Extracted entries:
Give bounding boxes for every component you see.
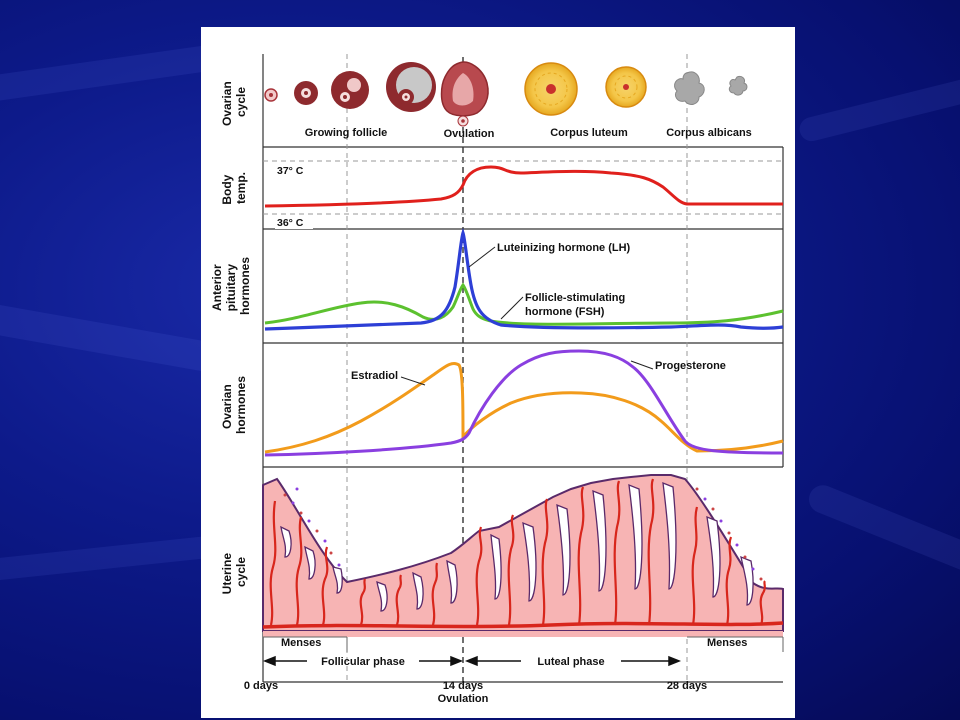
uterine-lining — [262, 474, 784, 637]
basal-vessel — [262, 621, 784, 629]
menses-box-right: Menses — [687, 636, 784, 652]
row-label-body-temp: Body temp. — [220, 171, 248, 204]
row-label-anterior-pituitary: Anterior pituitary hormones — [210, 257, 252, 315]
label-corpus-luteum: Corpus luteum — [550, 127, 628, 139]
background-streak — [0, 300, 229, 375]
label-ovulation-stage: Ovulation — [444, 128, 495, 140]
menstrual-debris — [283, 487, 763, 581]
label-growing-follicle: Growing follicle — [305, 127, 388, 139]
row-label-uterine-cycle: Uterine cycle — [220, 550, 248, 595]
follicle-3 — [331, 71, 369, 109]
progesterone-label: Progesterone — [655, 360, 726, 372]
cycle-diagram: Ovarian cycle Body temp. Anterior pituit… — [210, 54, 784, 705]
temp-low-label-bg — [275, 215, 313, 229]
estradiol-curve — [264, 361, 784, 454]
panel-borders — [262, 54, 784, 683]
menses-left-label: Menses — [281, 637, 321, 649]
myometrium-band — [263, 631, 783, 637]
temp-low-label: 36° C — [277, 217, 304, 229]
corpus-albicans-small — [728, 76, 748, 96]
progesterone-curve — [264, 349, 784, 457]
menstrual-cycle-figure: Ovarian cycle Body temp. Anterior pituit… — [201, 27, 795, 718]
corpus-luteum-large — [524, 62, 578, 116]
follicle-4 — [386, 62, 436, 112]
follicle-2 — [294, 81, 318, 105]
background-streak — [797, 71, 960, 144]
lh-label: Luteinizing hormone (LH) — [497, 242, 631, 254]
day-14-ovulation-label: Ovulation — [438, 693, 489, 705]
corpus-luteum-small — [605, 66, 647, 108]
day-28-label: 28 days — [667, 680, 707, 692]
background-streak — [804, 481, 960, 575]
temperature-reference-lines — [263, 160, 783, 215]
luteal-phase-arrow — [464, 655, 682, 667]
menses-box-left: Menses — [263, 636, 348, 652]
fsh-label-line2: hormone (FSH) — [525, 306, 605, 318]
fsh-curve — [264, 282, 784, 326]
luteal-phase-label: Luteal phase — [537, 656, 604, 668]
follicular-phase-arrow — [262, 655, 464, 667]
estradiol-pointer — [400, 376, 426, 386]
spiral-arteries — [269, 478, 766, 626]
endometrial-glands — [280, 481, 754, 612]
lh-pointer — [468, 246, 496, 268]
follicular-phase-label: Follicular phase — [321, 656, 405, 668]
temperature-curve — [264, 165, 783, 208]
progesterone-pointer — [630, 360, 654, 370]
day-14-label: 14 days — [443, 680, 483, 692]
background-streak — [0, 534, 220, 582]
row-label-ovarian-cycle: Ovarian cycle — [220, 78, 248, 126]
ovarian-illustrations — [264, 61, 748, 127]
lh-curve — [264, 227, 784, 331]
row-label-ovarian-hormones: Ovarian hormones — [220, 376, 248, 434]
follicle-1 — [264, 88, 278, 102]
label-corpus-albicans: Corpus albicans — [666, 127, 752, 139]
day-0-label: 0 days — [244, 680, 278, 692]
menses-right-label: Menses — [707, 637, 747, 649]
fsh-pointer — [500, 296, 524, 320]
corpus-albicans-large — [674, 71, 705, 105]
estradiol-label: Estradiol — [351, 370, 398, 382]
temp-high-label-bg — [275, 163, 313, 177]
temp-high-label: 37° C — [277, 165, 304, 177]
fsh-label-line1: Follicle-stimulating — [525, 292, 625, 304]
ovulating-follicle — [440, 61, 489, 127]
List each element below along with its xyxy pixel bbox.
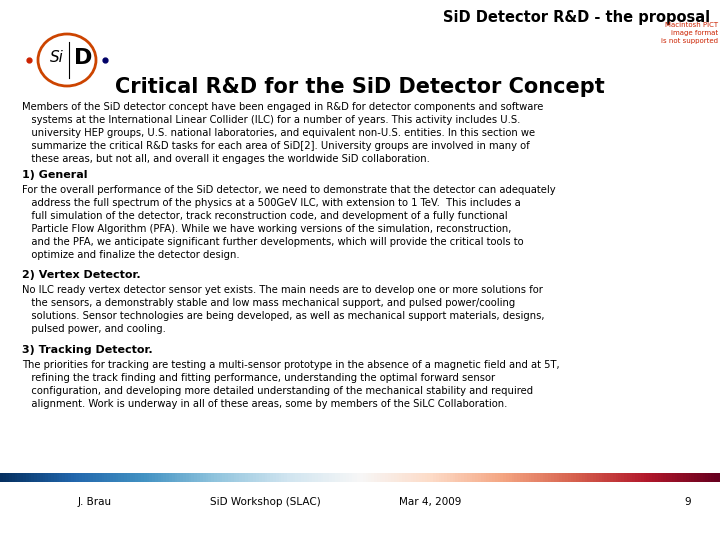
Text: 9: 9 — [685, 497, 691, 507]
Text: 3) Tracking Detector.: 3) Tracking Detector. — [22, 345, 153, 355]
Text: J. Brau: J. Brau — [78, 497, 112, 507]
Text: Members of the SiD detector concept have been engaged in R&D for detector compon: Members of the SiD detector concept have… — [22, 102, 544, 164]
Text: SiD Detector R&D - the proposal: SiD Detector R&D - the proposal — [443, 10, 710, 25]
Text: 1) General: 1) General — [22, 170, 88, 180]
Text: Macintosh PICT
image format
is not supported: Macintosh PICT image format is not suppo… — [661, 22, 718, 44]
Text: Si: Si — [50, 51, 64, 65]
Text: For the overall performance of the SiD detector, we need to demonstrate that the: For the overall performance of the SiD d… — [22, 185, 556, 260]
Text: 2) Vertex Detector.: 2) Vertex Detector. — [22, 270, 140, 280]
Text: SiD Workshop (SLAC): SiD Workshop (SLAC) — [210, 497, 320, 507]
Text: D: D — [74, 48, 92, 68]
Text: No ILC ready vertex detector sensor yet exists. The main needs are to develop on: No ILC ready vertex detector sensor yet … — [22, 285, 544, 334]
Text: Mar 4, 2009: Mar 4, 2009 — [399, 497, 462, 507]
Text: The priorities for tracking are testing a multi-sensor prototype in the absence : The priorities for tracking are testing … — [22, 360, 559, 409]
Text: Critical R&D for the SiD Detector Concept: Critical R&D for the SiD Detector Concep… — [115, 77, 605, 97]
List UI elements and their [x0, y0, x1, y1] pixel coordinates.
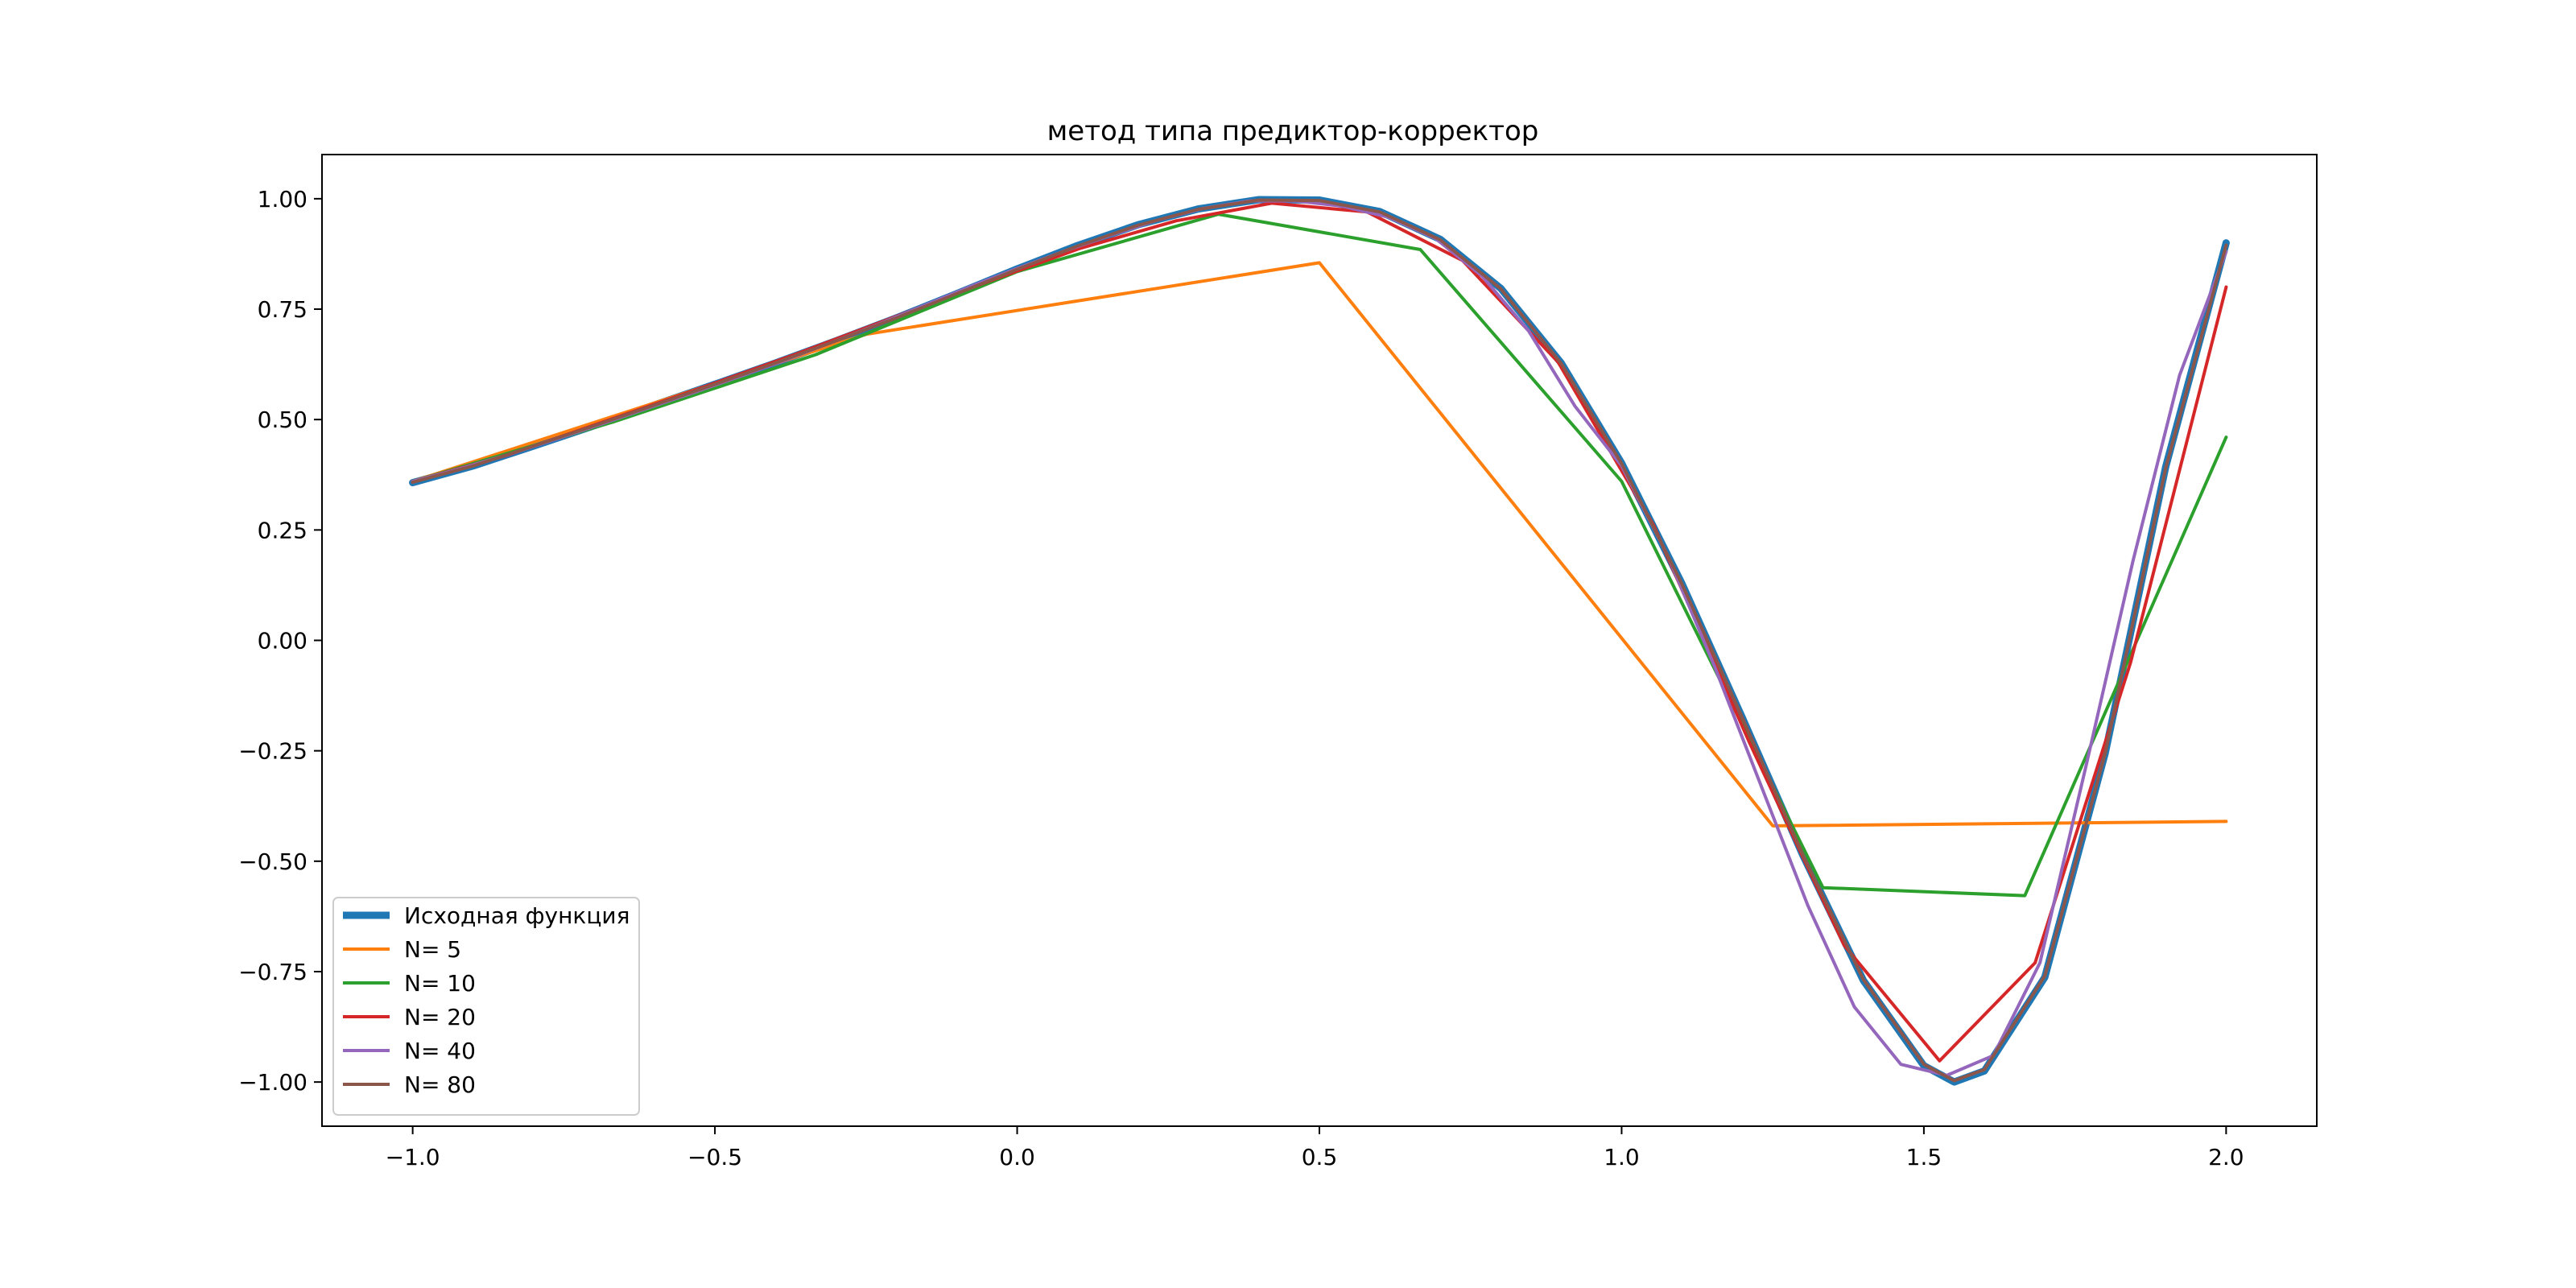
legend-label-3: N= 20: [404, 1004, 476, 1030]
series-line-5: [411, 198, 2228, 1083]
legend-label-4: N= 40: [404, 1038, 476, 1064]
x-axis: −1.0 −0.5 0.0 0.5 1.0 1.5 2.0: [386, 1126, 2244, 1170]
x-tick-label: 2.0: [2208, 1144, 2244, 1170]
x-tick-label: 1.5: [1906, 1144, 1942, 1170]
y-tick-label: 0.75: [258, 296, 308, 323]
y-tick-label: 0.00: [258, 628, 308, 654]
y-tick-label: 0.25: [258, 517, 308, 543]
series-line-3: [411, 201, 2228, 1063]
x-tick-label: 0.5: [1302, 1144, 1338, 1170]
series-line-2: [411, 213, 2228, 898]
legend-label-1: N= 5: [404, 936, 461, 963]
series-line-4: [411, 199, 2228, 1077]
x-tick-label: −1.0: [386, 1144, 440, 1170]
y-axis: 1.00 0.75 0.50 0.25 0.00 −0.25 −0.50 −0.75 −1.00: [238, 186, 322, 1096]
series-line-0: [409, 196, 2230, 1086]
chart-title: метод типа предиктор-корректор: [1047, 115, 1539, 147]
legend-label-2: N= 10: [404, 970, 476, 997]
legend: Исходная функция N= 5 N= 10 N= 20 N= 40 N= 80: [332, 897, 640, 1116]
x-tick-label: −0.5: [687, 1144, 742, 1170]
x-tick-label: 0.0: [999, 1144, 1035, 1170]
y-tick-label: −0.25: [238, 738, 308, 765]
legend-label-5: N= 80: [404, 1071, 476, 1098]
x-tick-label: 1.0: [1604, 1144, 1640, 1170]
y-tick-label: −1.00: [238, 1069, 308, 1096]
y-tick-label: −0.50: [238, 848, 308, 875]
legend-box: [332, 897, 640, 1116]
y-tick-label: −0.75: [238, 959, 308, 985]
series-line-1: [411, 261, 2228, 828]
y-tick-label: 1.00: [258, 186, 308, 213]
y-tick-label: 0.50: [258, 407, 308, 433]
legend-label-0: Исходная функция: [404, 902, 630, 929]
series-layer: [409, 196, 2230, 1086]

Goal → Substitute "backdrop-streak" for "background-streak" throughout all the entries and write the lines out again, changing nothing else. Leave out the pictures.

Output for this exercise →
Give bounding boxes for every component you see.
uterine-lining — [262, 474, 784, 637]
basal-vessel — [262, 621, 784, 629]
menses-box-right: Menses — [687, 636, 784, 652]
row-label-body-temp: Body temp. — [220, 171, 248, 204]
row-label-anterior-pituitary: Anterior pituitary hormones — [210, 257, 252, 315]
label-corpus-luteum: Corpus luteum — [550, 127, 628, 139]
backdrop-streak — [0, 300, 229, 375]
label-ovulation-stage: Ovulation — [444, 128, 495, 140]
menstrual-debris — [283, 487, 763, 581]
label-growing-follicle: Growing follicle — [305, 127, 388, 139]
row-label-uterine-cycle: Uterine cycle — [220, 550, 248, 595]
follicle-3 — [331, 71, 369, 109]
progesterone-label: Progesterone — [655, 360, 726, 372]
cycle-diagram: Ovarian cycle Body temp. Anterior pituit… — [210, 54, 784, 705]
temp-low-label-bg — [275, 215, 313, 229]
estradiol-curve — [264, 361, 784, 454]
panel-borders — [262, 54, 784, 683]
menses-left-label: Menses — [281, 637, 321, 649]
myometrium-band — [263, 631, 783, 637]
temp-low-label: 36° C — [277, 217, 304, 229]
corpus-albicans-small — [728, 76, 748, 96]
progesterone-curve — [264, 349, 784, 457]
menstrual-cycle-figure: Ovarian cycle Body temp. Anterior pituit… — [201, 27, 795, 718]
corpus-luteum-large — [524, 62, 578, 116]
follicle-4 — [386, 62, 436, 112]
follicle-2 — [294, 81, 318, 105]
backdrop-streak — [797, 71, 960, 144]
lh-label: Luteinizing hormone (LH) — [497, 242, 631, 254]
day-14-ovulation-label: Ovulation — [438, 693, 489, 705]
corpus-luteum-small — [605, 66, 647, 108]
day-28-label: 28 days — [667, 680, 707, 692]
backdrop-streak — [804, 481, 960, 575]
temperature-reference-lines — [263, 160, 783, 215]
luteal-phase-arrow — [464, 655, 682, 667]
menses-box-left: Menses — [263, 636, 348, 652]
fsh-label-line2: hormone (FSH) — [525, 306, 605, 318]
fsh-curve — [264, 282, 784, 326]
luteal-phase-label: Luteal phase — [537, 656, 604, 668]
follicular-phase-arrow — [262, 655, 464, 667]
estradiol-pointer — [400, 376, 426, 386]
spiral-arteries — [269, 478, 766, 626]
endometrial-glands — [280, 481, 754, 612]
lh-pointer — [468, 246, 496, 268]
follicular-phase-label: Follicular phase — [321, 656, 405, 668]
temperature-curve — [264, 165, 783, 208]
progesterone-pointer — [630, 360, 654, 370]
day-14-label: 14 days — [443, 680, 483, 692]
backdrop-streak — [0, 534, 220, 582]
row-label-ovarian-cycle: Ovarian cycle — [220, 78, 248, 126]
ovarian-illustrations — [264, 61, 748, 127]
lh-curve — [264, 227, 784, 331]
row-label-ovarian-hormones: Ovarian hormones — [220, 376, 248, 434]
follicle-1 — [264, 88, 278, 102]
label-corpus-albicans: Corpus albicans — [666, 127, 752, 139]
day-0-label: 0 days — [244, 680, 278, 692]
menses-right-label: Menses — [707, 637, 747, 649]
fsh-pointer — [500, 296, 524, 320]
corpus-albicans-large — [674, 71, 705, 105]
estradiol-label: Estradiol — [351, 370, 398, 382]
temp-high-label-bg — [275, 163, 313, 177]
temp-high-label: 37° C — [277, 165, 304, 177]
fsh-label-line1: Follicle-stimulating — [525, 292, 625, 304]
ovulating-follicle — [440, 61, 489, 127]
List each element below along with its xyxy pixel bbox.
Text: 9: 9 — [685, 497, 691, 507]
Text: 3) Tracking Detector.: 3) Tracking Detector. — [22, 345, 153, 355]
Text: J. Brau: J. Brau — [78, 497, 112, 507]
Text: Members of the SiD detector concept have been engaged in R&D for detector compon: Members of the SiD detector concept have… — [22, 102, 544, 164]
Text: SiD Detector R&D - the proposal: SiD Detector R&D - the proposal — [443, 10, 710, 25]
Text: 1) General: 1) General — [22, 170, 88, 180]
Text: Macintosh PICT
image format
is not supported: Macintosh PICT image format is not suppo… — [661, 22, 718, 44]
Text: Si: Si — [50, 51, 64, 65]
Text: For the overall performance of the SiD detector, we need to demonstrate that the: For the overall performance of the SiD d… — [22, 185, 556, 260]
Text: 2) Vertex Detector.: 2) Vertex Detector. — [22, 270, 140, 280]
Text: SiD Workshop (SLAC): SiD Workshop (SLAC) — [210, 497, 320, 507]
Text: D: D — [74, 48, 92, 68]
Text: No ILC ready vertex detector sensor yet exists. The main needs are to develop on: No ILC ready vertex detector sensor yet … — [22, 285, 544, 334]
Text: Mar 4, 2009: Mar 4, 2009 — [399, 497, 462, 507]
Text: The priorities for tracking are testing a multi-sensor prototype in the absence : The priorities for tracking are testing … — [22, 360, 559, 409]
Text: Critical R&D for the SiD Detector Concept: Critical R&D for the SiD Detector Concep… — [115, 77, 605, 97]
List UI elements and their [x0, y0, x1, y1] pixel coordinates.
legend-label-3: N= 20: [404, 1004, 476, 1030]
series-line-5: [411, 198, 2228, 1083]
legend-label-4: N= 40: [404, 1038, 476, 1064]
x-axis: −1.0 −0.5 0.0 0.5 1.0 1.5 2.0: [386, 1126, 2244, 1170]
x-tick-label: 2.0: [2208, 1144, 2244, 1170]
x-tick-label: 1.5: [1906, 1144, 1942, 1170]
y-tick-label: 0.75: [258, 296, 308, 323]
y-tick-label: 0.00: [258, 628, 308, 654]
y-tick-label: 0.25: [258, 517, 308, 543]
series-line-3: [411, 201, 2228, 1063]
x-tick-label: 0.5: [1302, 1144, 1338, 1170]
series-line-2: [411, 213, 2228, 898]
legend-label-1: N= 5: [404, 936, 461, 963]
series-line-4: [411, 199, 2228, 1077]
x-tick-label: −1.0: [386, 1144, 440, 1170]
y-axis: 1.00 0.75 0.50 0.25 0.00 −0.25 −0.50 −0.75 −1.00: [238, 186, 322, 1096]
series-line-0: [409, 196, 2230, 1086]
chart-title: метод типа предиктор-корректор: [1047, 115, 1539, 147]
legend-label-2: N= 10: [404, 970, 476, 997]
legend: Исходная функция N= 5 N= 10 N= 20 N= 40 N= 80: [332, 897, 640, 1116]
x-tick-label: −0.5: [687, 1144, 742, 1170]
x-tick-label: 0.0: [999, 1144, 1035, 1170]
y-tick-label: −0.25: [238, 738, 308, 765]
legend-label-5: N= 80: [404, 1071, 476, 1098]
x-tick-label: 1.0: [1604, 1144, 1640, 1170]
y-tick-label: −1.00: [238, 1069, 308, 1096]
y-tick-label: −0.50: [238, 848, 308, 875]
legend-box: [332, 897, 640, 1116]
y-tick-label: −0.75: [238, 959, 308, 985]
series-line-1: [411, 261, 2228, 828]
y-tick-label: 1.00: [258, 186, 308, 213]
y-tick-label: 0.50: [258, 407, 308, 433]
legend-label-0: Исходная функция: [404, 902, 630, 929]
series-layer: [409, 196, 2230, 1086]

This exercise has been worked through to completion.